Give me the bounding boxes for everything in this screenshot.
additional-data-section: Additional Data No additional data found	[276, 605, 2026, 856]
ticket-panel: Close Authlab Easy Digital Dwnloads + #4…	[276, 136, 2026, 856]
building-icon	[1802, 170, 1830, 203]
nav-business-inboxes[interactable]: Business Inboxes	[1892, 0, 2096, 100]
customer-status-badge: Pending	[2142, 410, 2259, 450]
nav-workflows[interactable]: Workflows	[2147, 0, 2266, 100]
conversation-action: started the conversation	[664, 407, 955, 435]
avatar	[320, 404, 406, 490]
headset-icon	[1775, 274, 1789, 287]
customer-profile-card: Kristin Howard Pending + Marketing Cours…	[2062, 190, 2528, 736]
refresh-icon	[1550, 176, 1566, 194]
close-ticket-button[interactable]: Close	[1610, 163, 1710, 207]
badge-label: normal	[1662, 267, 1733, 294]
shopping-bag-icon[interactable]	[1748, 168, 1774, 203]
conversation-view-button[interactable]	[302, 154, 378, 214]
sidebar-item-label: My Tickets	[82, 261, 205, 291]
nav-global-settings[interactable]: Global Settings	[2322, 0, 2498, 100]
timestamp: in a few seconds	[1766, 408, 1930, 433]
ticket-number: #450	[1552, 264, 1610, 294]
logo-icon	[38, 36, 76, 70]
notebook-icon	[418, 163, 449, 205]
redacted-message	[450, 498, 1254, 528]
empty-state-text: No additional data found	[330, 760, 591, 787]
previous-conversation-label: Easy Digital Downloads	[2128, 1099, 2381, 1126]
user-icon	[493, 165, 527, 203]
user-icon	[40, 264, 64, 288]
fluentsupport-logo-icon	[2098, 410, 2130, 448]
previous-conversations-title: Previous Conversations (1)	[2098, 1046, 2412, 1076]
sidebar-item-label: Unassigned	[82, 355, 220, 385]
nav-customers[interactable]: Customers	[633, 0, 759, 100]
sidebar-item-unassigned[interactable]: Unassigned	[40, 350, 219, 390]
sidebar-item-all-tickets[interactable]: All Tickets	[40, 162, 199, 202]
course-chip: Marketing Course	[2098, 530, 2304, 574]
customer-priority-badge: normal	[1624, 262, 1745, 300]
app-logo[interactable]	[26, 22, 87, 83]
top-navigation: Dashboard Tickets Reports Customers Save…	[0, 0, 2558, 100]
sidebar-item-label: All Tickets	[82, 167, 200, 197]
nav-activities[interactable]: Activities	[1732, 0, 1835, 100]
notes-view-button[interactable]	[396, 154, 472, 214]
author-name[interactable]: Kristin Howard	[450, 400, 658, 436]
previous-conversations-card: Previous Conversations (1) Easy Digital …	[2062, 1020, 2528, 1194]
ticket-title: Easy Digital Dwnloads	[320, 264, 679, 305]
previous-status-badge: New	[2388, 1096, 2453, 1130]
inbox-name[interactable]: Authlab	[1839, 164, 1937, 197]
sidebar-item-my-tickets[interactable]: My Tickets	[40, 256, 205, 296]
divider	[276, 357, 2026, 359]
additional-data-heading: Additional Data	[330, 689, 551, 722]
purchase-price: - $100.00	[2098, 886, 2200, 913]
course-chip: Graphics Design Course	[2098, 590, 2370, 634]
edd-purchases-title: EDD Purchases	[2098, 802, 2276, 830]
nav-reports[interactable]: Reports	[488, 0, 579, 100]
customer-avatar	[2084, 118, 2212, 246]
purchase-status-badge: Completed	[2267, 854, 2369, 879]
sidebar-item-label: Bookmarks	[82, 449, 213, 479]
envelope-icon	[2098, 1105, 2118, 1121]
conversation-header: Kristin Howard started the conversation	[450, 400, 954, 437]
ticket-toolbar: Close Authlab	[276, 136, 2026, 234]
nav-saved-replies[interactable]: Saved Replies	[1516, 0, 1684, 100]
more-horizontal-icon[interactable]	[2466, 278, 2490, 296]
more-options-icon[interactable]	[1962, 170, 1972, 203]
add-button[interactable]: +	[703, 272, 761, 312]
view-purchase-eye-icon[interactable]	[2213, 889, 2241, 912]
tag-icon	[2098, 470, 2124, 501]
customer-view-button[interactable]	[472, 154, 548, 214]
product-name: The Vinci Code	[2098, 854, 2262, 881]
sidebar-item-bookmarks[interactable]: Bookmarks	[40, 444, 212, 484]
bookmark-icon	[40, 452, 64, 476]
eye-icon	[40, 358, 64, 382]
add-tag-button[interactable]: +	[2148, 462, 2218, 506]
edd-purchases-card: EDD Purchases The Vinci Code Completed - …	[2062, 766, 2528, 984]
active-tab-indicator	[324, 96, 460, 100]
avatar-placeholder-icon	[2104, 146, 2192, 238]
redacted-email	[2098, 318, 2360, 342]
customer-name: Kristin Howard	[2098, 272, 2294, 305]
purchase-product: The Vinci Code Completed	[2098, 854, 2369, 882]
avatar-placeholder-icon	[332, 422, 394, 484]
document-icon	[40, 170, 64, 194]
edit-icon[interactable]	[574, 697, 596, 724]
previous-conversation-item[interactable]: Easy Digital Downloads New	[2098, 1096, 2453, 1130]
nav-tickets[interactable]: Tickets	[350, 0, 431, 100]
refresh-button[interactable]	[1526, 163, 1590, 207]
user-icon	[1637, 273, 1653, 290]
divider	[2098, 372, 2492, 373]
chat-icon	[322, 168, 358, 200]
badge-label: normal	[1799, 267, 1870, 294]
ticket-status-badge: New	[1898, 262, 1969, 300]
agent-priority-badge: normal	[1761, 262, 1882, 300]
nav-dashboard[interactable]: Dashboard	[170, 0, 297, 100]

Short exercise: Write the records as a JSON list of strings, one string per line with blank lines omitted, starting at the first line and ending after the line that contains "0, 2096, 100]".

Written solution:
[
  "Give me the bounding boxes for everything in this screenshot.",
  "additional-data-section: Additional Data No additional data found\t[276, 605, 2026, 856]",
  "ticket-panel: Close Authlab Easy Digital Dwnloads + #4…\t[276, 136, 2026, 856]",
  "building-icon\t[1802, 170, 1830, 203]",
  "nav-business-inboxes[interactable]: Business Inboxes\t[1892, 0, 2096, 100]"
]